Description of the task: Leave out any picture and return the remaining listing below exactly as given.

Supplied entries:
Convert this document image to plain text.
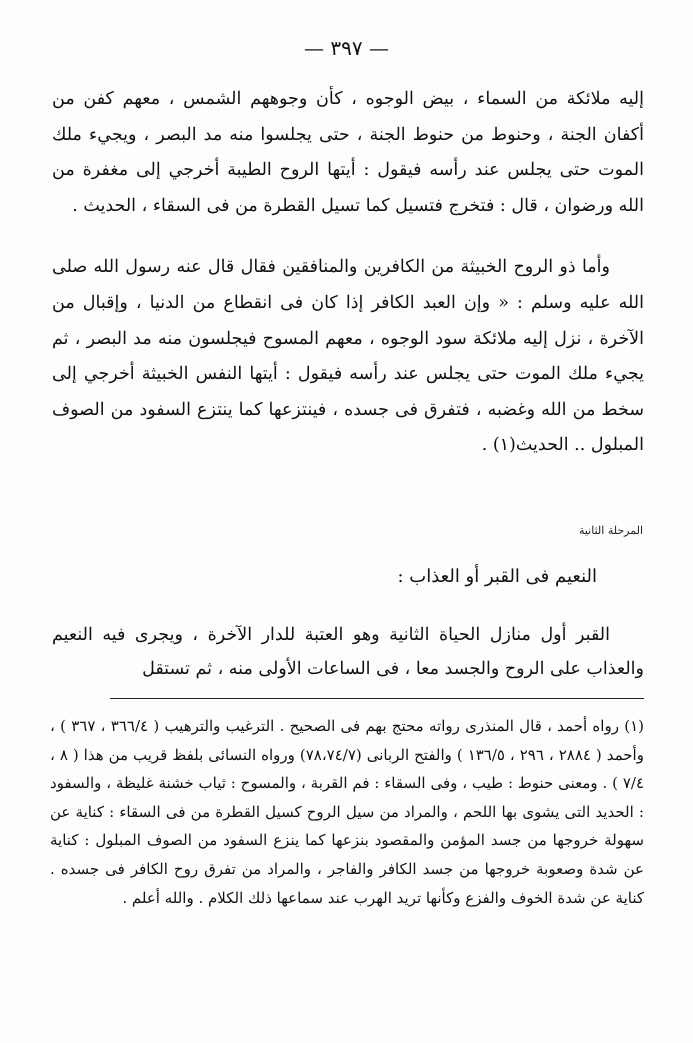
— ٣٩٧ —

إليه ملائكة من السماء ، بيض الوجوه ، كأن وجوههم الشمس ، معهم كفن من أكفان الجنة ، وحنوط من حنوط الجنة ، حتى يجلسوا منه مد البصر ، ويجيء ملك الموت حتى يجلس عند رأسه فيقول : أيتها الروح الطيبة أخرجي إلى مغفرة من الله ورضوان ، قال : فتخرج فتسيل كما تسيل القطرة من فى السقاء ، الحديث .

وأما ذو الروح الخبيثة من الكافرين والمنافقين فقال قال عنه رسول الله صلى الله عليه وسلم : « وإن العبد الكافر إذا كان فى انقطاع من الدنيا ، وإقبال من الآخرة ، نزل إليه ملائكة سود الوجوه ، معهم المسوح فيجلسون منه مد البصر ، ثم يجيء ملك الموت حتى يجلس عند رأسه فيقول : أيتها النفس الخبيثة أخرجي إلى سخط من الله وغضبه ، فتفرق فى جسده ، فينتزعها كما ينتزع السفود من الصوف المبلول .. الحديث(١) .

المرحلة الثانية
النعيم فى القبر أو العذاب :
القبر أول منازل الحياة الثانية وهو العتبة للدار الآخرة ، ويجرى فيه النعيم والعذاب على الروح والجسد معا ، فى الساعات الأولى منه ، ثم تستقل
(١) رواه أحمد ، قال المنذرى رواته محتج بهم فى الصحيح . الترغيب والترهيب ( ٣٦٦/٤ ، ٣٦٧ ) ، وأحمد ( ٢٨٨٤ ، ٢٩٦ ، ١٣٦/٥ ) والفتح الربانى (٧٨،٧٤/٧) ورواه النسائى بلفظ قريب من هذا ( ٨ ، ٧/٤ ) . ومعنى حنوط : طيب ، وفى السقاء : فم القربة ، والمسوح : ثياب خشنة غليظة ، والسفود : الحديد التى يشوى بها اللحم ، والمراد من سيل الروح كسيل القطرة من فى السقاء : كناية عن سهولة خروجها من جسد المؤمن والمقصود بنزعها كما ينزع السفود من الصوف المبلول : كناية عن شدة وصعوبة خروجها من جسد الكافر والفاجر ، والمراد من تفرق روح الكافر فى جسده . كناية عن شدة الخوف والفزع وكأنها تريد الهرب عند سماعها ذلك الكلام . والله أعلم .
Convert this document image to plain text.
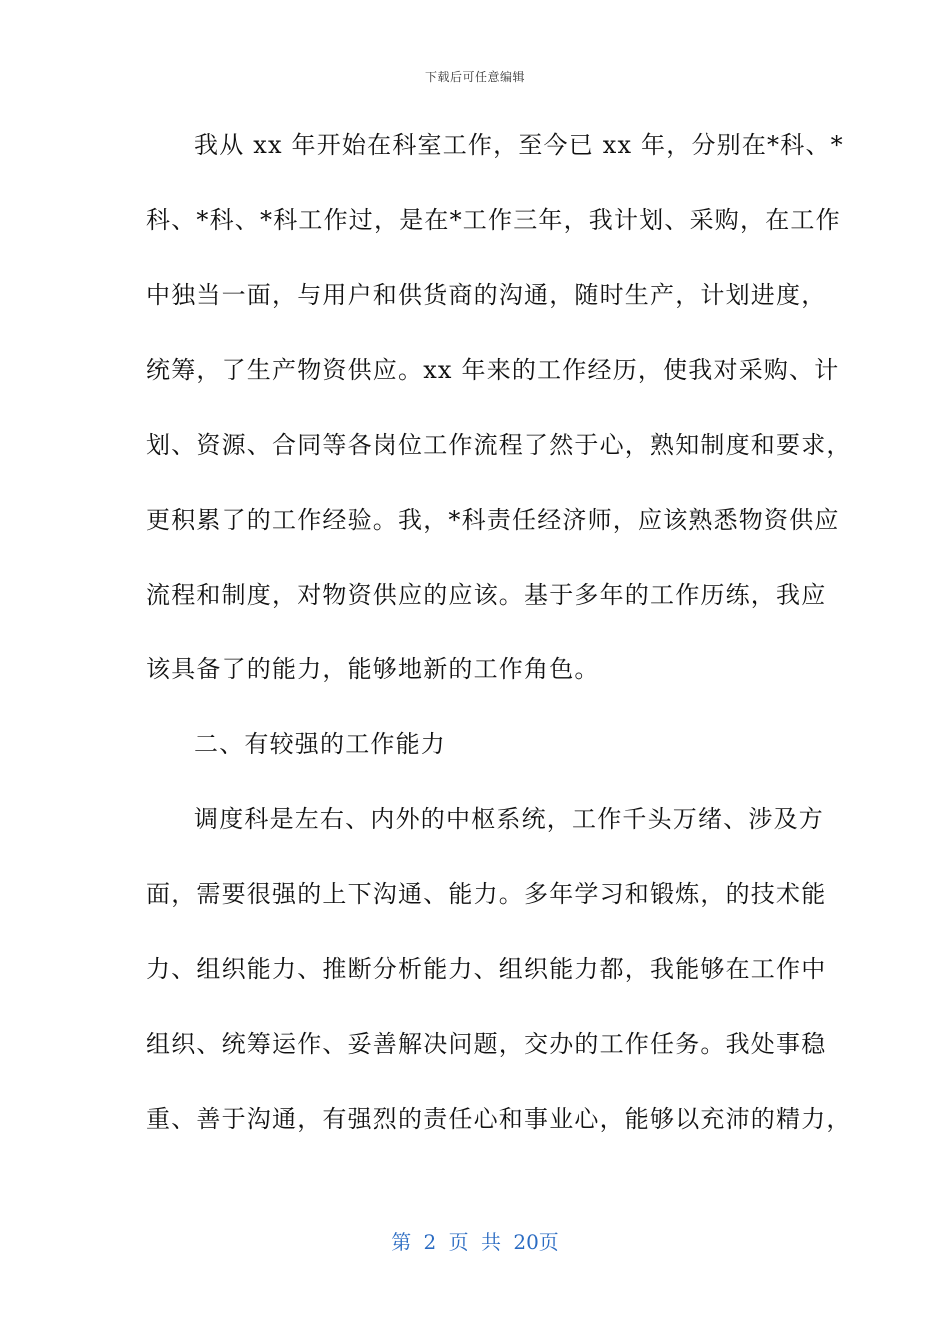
下载后可任意编辑
我从 xx 年开始在科室工作，至今已 xx 年，分别在*科、*
科、*科、*科工作过，是在*工作三年，我计划、采购，在工作
中独当一面，与用户和供货商的沟通，随时生产，计划进度，
统筹，了生产物资供应。xx 年来的工作经历，使我对采购、计
划、资源、合同等各岗位工作流程了然于心，熟知制度和要求，
更积累了的工作经验。我，*科责任经济师，应该熟悉物资供应
流程和制度，对物资供应的应该。基于多年的工作历练，我应
该具备了的能力，能够地新的工作角色。
二、有较强的工作能力
调度科是左右、内外的中枢系统，工作千头万绪、涉及方
面，需要很强的上下沟通、能力。多年学习和锻炼，的技术能
力、组织能力、推断分析能力、组织能力都，我能够在工作中
组织、统筹运作、妥善解决问题，交办的工作任务。我处事稳
重、善于沟通，有强烈的责任心和事业心，能够以充沛的精力，
第 2 页 共 20页
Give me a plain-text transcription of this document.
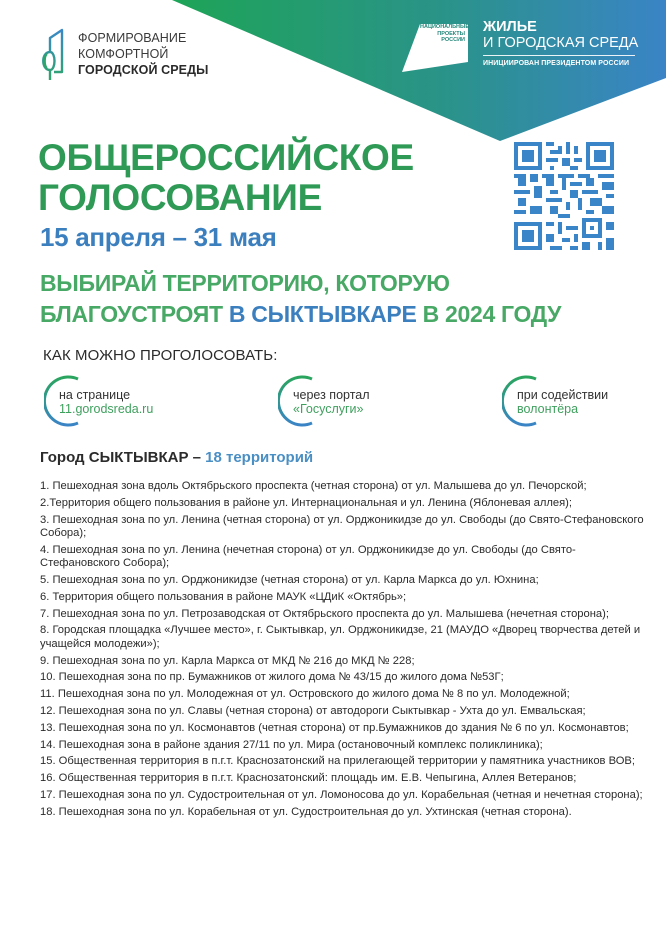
ФОРМИРОВАНИЕ
КОМФОРТНОЙ
ГОРОДСКОЙ СРЕДЫ
НАЦИОНАЛЬНЫЕ
ПРОЕКТЫ
РОССИИ
ЖИЛЬЕ
И ГОРОДСКАЯ СРЕДА
ИНИЦИИРОВАН ПРЕЗИДЕНТОМ РОССИИ
ОБЩЕРОССИЙСКОЕ
ГОЛОСОВАНИЕ
15 апреля – 31 мая
ВЫБИРАЙ ТЕРРИТОРИЮ, КОТОРУЮ
БЛАГОУСТРОЯТ В СЫКТЫВКАРЕ В 2024 ГОДУ
КАК МОЖНО ПРОГОЛОСОВАТЬ:
на странице
11.gorodsreda.ru
через портал
«Госуслуги»
при содействии
волонтёра
Город СЫКТЫВКАР – 18 территорий
1. Пешеходная зона вдоль Октябрьского проспекта (четная сторона) от ул. Малышева до ул. Печорской;
2.Территория общего пользования в районе ул. Интернациональная и ул. Ленина (Яблоневая аллея);
3. Пешеходная зона по ул. Ленина (четная сторона) от ул. Орджоникидзе до ул. Свободы (до Свято-Стефановского Собора);
4. Пешеходная зона по ул. Ленина (нечетная сторона) от ул. Орджоникидзе до ул. Свободы (до Свято-Стефановского Собора);
5. Пешеходная зона по ул. Орджоникидзе (четная сторона) от ул. Карла Маркса до ул. Юхнина;
6. Территория общего пользования в районе МАУК «ЦДиК «Октябрь»;
7. Пешеходная зона по ул. Петрозаводская от Октябрьского проспекта до ул. Малышева (нечетная сторона);
8. Городская площадка «Лучшее место», г. Сыктывкар, ул. Орджоникидзе, 21 (МАУДО «Дворец творчества детей и учащейся молодежи»);
9. Пешеходная зона по ул. Карла Маркса от МКД № 216 до МКД № 228;
10. Пешеходная зона по пр. Бумажников от жилого дома № 43/15 до жилого дома №53Г;
11. Пешеходная зона по ул. Молодежная от ул. Островского до жилого дома № 8 по ул. Молодежной;
12. Пешеходная зона по ул. Славы (четная сторона) от автодороги Сыктывкар - Ухта до ул. Емвальская;
13. Пешеходная зона по ул. Космонавтов (четная сторона) от пр.Бумажников до здания № 6 по ул. Космонавтов;
14. Пешеходная зона в районе здания 27/11 по ул. Мира (остановочный комплекс поликлиника);
15. Общественная территория в п.г.т. Краснозатонский на прилегающей территории у памятника участников ВОВ;
16. Общественная территория в п.г.т. Краснозатонский: площадь им. Е.В. Чепыгина, Аллея Ветеранов;
17. Пешеходная зона по ул. Судостроительная от ул. Ломоносова до ул. Корабельная (четная и нечетная сторона);
18. Пешеходная зона по ул. Корабельная от ул. Судостроительная до ул. Ухтинская (четная сторона).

Task output:
Convert this document image to plain text.
— ٣٩٧ —

إليه ملائكة من السماء ، بيض الوجوه ، كأن وجوههم الشمس ، معهم كفن من أكفان الجنة ، وحنوط من حنوط الجنة ، حتى يجلسوا منه مد البصر ، ويجيء ملك الموت حتى يجلس عند رأسه فيقول : أيتها الروح الطيبة أخرجي إلى مغفرة من الله ورضوان ، قال : فتخرج فتسيل كما تسيل القطرة من فى السقاء ، الحديث .

وأما ذو الروح الخبيثة من الكافرين والمنافقين فقال قال عنه رسول الله صلى الله عليه وسلم : « وإن العبد الكافر إذا كان فى انقطاع من الدنيا ، وإقبال من الآخرة ، نزل إليه ملائكة سود الوجوه ، معهم المسوح فيجلسون منه مد البصر ، ثم يجيء ملك الموت حتى يجلس عند رأسه فيقول : أيتها النفس الخبيثة أخرجي إلى سخط من الله وغضبه ، فتفرق فى جسده ، فينتزعها كما ينتزع السفود من الصوف المبلول .. الحديث(١) .

المرحلة الثانية
النعيم فى القبر أو العذاب :
القبر أول منازل الحياة الثانية وهو العتبة للدار الآخرة ، ويجرى فيه النعيم والعذاب على الروح والجسد معا ، فى الساعات الأولى منه ، ثم تستقل
(١) رواه أحمد ، قال المنذرى رواته محتج بهم فى الصحيح . الترغيب والترهيب ( ٣٦٦/٤ ، ٣٦٧ ) ، وأحمد ( ٢٨٨٤ ، ٢٩٦ ، ١٣٦/٥ ) والفتح الربانى (٧٨،٧٤/٧) ورواه النسائى بلفظ قريب من هذا ( ٨ ، ٧/٤ ) . ومعنى حنوط : طيب ، وفى السقاء : فم القربة ، والمسوح : ثياب خشنة غليظة ، والسفود : الحديد التى يشوى بها اللحم ، والمراد من سيل الروح كسيل القطرة من فى السقاء : كناية عن سهولة خروجها من جسد المؤمن والمقصود بنزعها كما ينزع السفود من الصوف المبلول : كناية عن شدة وصعوبة خروجها من جسد الكافر والفاجر ، والمراد من تفرق روح الكافر فى جسده . كناية عن شدة الخوف والفزع وكأنها تريد الهرب عند سماعها ذلك الكلام . والله أعلم .
Convert this document image to plain text.
下载后可任意编辑
我从 xx 年开始在科室工作，至今已 xx 年，分别在*科、*
科、*科、*科工作过，是在*工作三年，我计划、采购，在工作
中独当一面，与用户和供货商的沟通，随时生产，计划进度，
统筹，了生产物资供应。xx 年来的工作经历，使我对采购、计
划、资源、合同等各岗位工作流程了然于心，熟知制度和要求，
更积累了的工作经验。我，*科责任经济师，应该熟悉物资供应
流程和制度，对物资供应的应该。基于多年的工作历练，我应
该具备了的能力，能够地新的工作角色。
二、有较强的工作能力
调度科是左右、内外的中枢系统，工作千头万绪、涉及方
面，需要很强的上下沟通、能力。多年学习和锻炼，的技术能
力、组织能力、推断分析能力、组织能力都，我能够在工作中
组织、统筹运作、妥善解决问题，交办的工作任务。我处事稳
重、善于沟通，有强烈的责任心和事业心，能够以充沛的精力，
第 2 页 共 20页
Give me a plain-text transcription of this document.
ФОРМИРОВАНИЕ
КОМФОРТНОЙ
ГОРОДСКОЙ СРЕДЫ
НАЦИОНАЛЬНЫЕ
ПРОЕКТЫ
РОССИИ
ЖИЛЬЕ
И ГОРОДСКАЯ СРЕДА
ИНИЦИИРОВАН ПРЕЗИДЕНТОМ РОССИИ
ОБЩЕРОССИЙСКОЕ
ГОЛОСОВАНИЕ
15 апреля – 31 мая
ВЫБИРАЙ ТЕРРИТОРИЮ, КОТОРУЮ
БЛАГОУСТРОЯТ В СЫКТЫВКАРЕ В 2024 ГОДУ
КАК МОЖНО ПРОГОЛОСОВАТЬ:
на странице
11.gorodsreda.ru
через портал
«Госуслуги»
при содействии
волонтёра
Город СЫКТЫВКАР – 18 территорий
1. Пешеходная зона вдоль Октябрьского проспекта (четная сторона) от ул. Малышева до ул. Печорской;
2.Территория общего пользования в районе ул. Интернациональная и ул. Ленина (Яблоневая аллея);
3. Пешеходная зона по ул. Ленина (четная сторона) от ул. Орджоникидзе до ул. Свободы (до Свято-Стефановского Собора);
4. Пешеходная зона по ул. Ленина (нечетная сторона) от ул. Орджоникидзе до ул. Свободы (до Свято-Стефановского Собора);
5. Пешеходная зона по ул. Орджоникидзе (четная сторона) от ул. Карла Маркса до ул. Юхнина;
6. Территория общего пользования в районе МАУК «ЦДиК «Октябрь»;
7. Пешеходная зона по ул. Петрозаводская от Октябрьского проспекта до ул. Малышева (нечетная сторона);
8. Городская площадка «Лучшее место», г. Сыктывкар, ул. Орджоникидзе, 21 (МАУДО «Дворец творчества детей и учащейся молодежи»);
9. Пешеходная зона по ул. Карла Маркса от МКД № 216 до МКД № 228;
10. Пешеходная зона по пр. Бумажников от жилого дома № 43/15 до жилого дома №53Г;
11. Пешеходная зона по ул. Молодежная от ул. Островского до жилого дома № 8 по ул. Молодежной;
12. Пешеходная зона по ул. Славы (четная сторона) от автодороги Сыктывкар - Ухта до ул. Емвальская;
13. Пешеходная зона по ул. Космонавтов (четная сторона) от пр.Бумажников до здания № 6 по ул. Космонавтов;
14. Пешеходная зона в районе здания 27/11 по ул. Мира (остановочный комплекс поликлиника);
15. Общественная территория в п.г.т. Краснозатонский на прилегающей территории у памятника участников ВОВ;
16. Общественная территория в п.г.т. Краснозатонский: площадь им. Е.В. Чепыгина, Аллея Ветеранов;
17. Пешеходная зона по ул. Судостроительная от ул. Ломоносова до ул. Корабельная (четная и нечетная сторона);
18. Пешеходная зона по ул. Корабельная от ул. Судостроительная до ул. Ухтинская (четная сторона).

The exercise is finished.